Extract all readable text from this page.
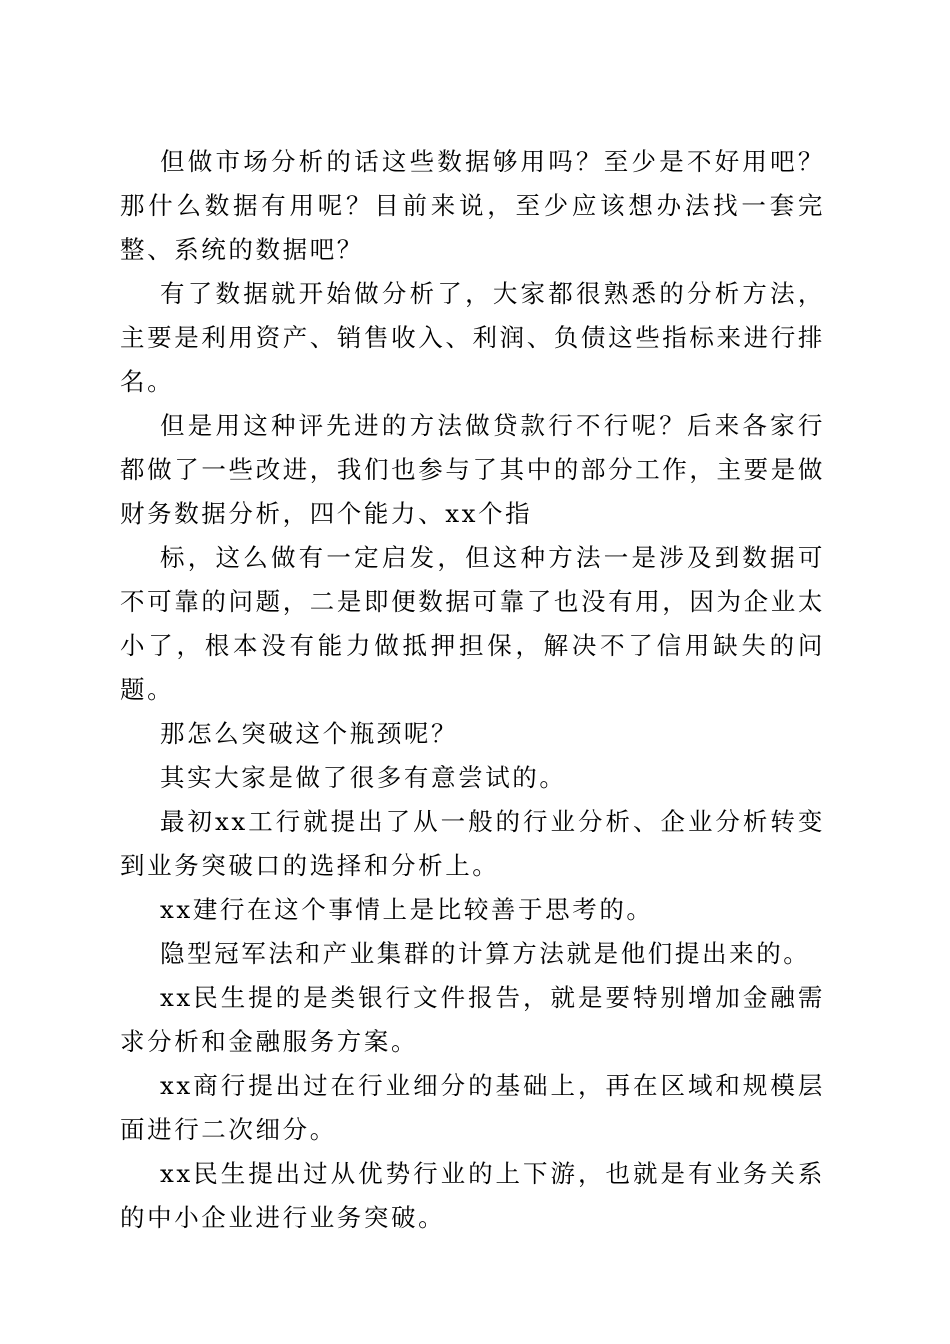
但做市场分析的话这些数据够用吗？至少是不好用吧？那什么数据有用呢？目前来说，至少应该想办法找一套完整、系统的数据吧？

有了数据就开始做分析了，大家都很熟悉的分析方法，主要是利用资产、销售收入、利润、负债这些指标来进行排名。

但是用这种评先进的方法做贷款行不行呢？后来各家行都做了一些改进，我们也参与了其中的部分工作，主要是做财务数据分析，四个能力、xx个指

标，这么做有一定启发，但这种方法一是涉及到数据可不可靠的问题，二是即便数据可靠了也没有用，因为企业太小了，根本没有能力做抵押担保，解决不了信用缺失的问题。

那怎么突破这个瓶颈呢？

其实大家是做了很多有意尝试的。

最初xx工行就提出了从一般的行业分析、企业分析转变到业务突破口的选择和分析上。

xx建行在这个事情上是比较善于思考的。

隐型冠军法和产业集群的计算方法就是他们提出来的。

xx民生提的是类银行文件报告，就是要特别增加金融需求分析和金融服务方案。

xx商行提出过在行业细分的基础上，再在区域和规模层面进行二次细分。

xx民生提出过从优势行业的上下游，也就是有业务关系的中小企业进行业务突破。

★ ★ ★ ★ ★ ★ ★

§ **EXERCISE OBJECTIVE**
Give back all entries exactly. No pictures belong in the copy.

§ **RESULT OF THIS TASK**
Extract all readable text from this page.
但做市场分析的话这些数据够用吗？至少是不好用吧？那什么数据有用呢？目前来说，至少应该想办法找一套完整、系统的数据吧？

有了数据就开始做分析了，大家都很熟悉的分析方法，主要是利用资产、销售收入、利润、负债这些指标来进行排名。

但是用这种评先进的方法做贷款行不行呢？后来各家行都做了一些改进，我们也参与了其中的部分工作，主要是做财务数据分析，四个能力、xx个指

标，这么做有一定启发，但这种方法一是涉及到数据可不可靠的问题，二是即便数据可靠了也没有用，因为企业太小了，根本没有能力做抵押担保，解决不了信用缺失的问题。

那怎么突破这个瓶颈呢？

其实大家是做了很多有意尝试的。

最初xx工行就提出了从一般的行业分析、企业分析转变到业务突破口的选择和分析上。

xx建行在这个事情上是比较善于思考的。

隐型冠军法和产业集群的计算方法就是他们提出来的。

xx民生提的是类银行文件报告，就是要特别增加金融需求分析和金融服务方案。

xx商行提出过在行业细分的基础上，再在区域和规模层面进行二次细分。

xx民生提出过从优势行业的上下游，也就是有业务关系的中小企业进行业务突破。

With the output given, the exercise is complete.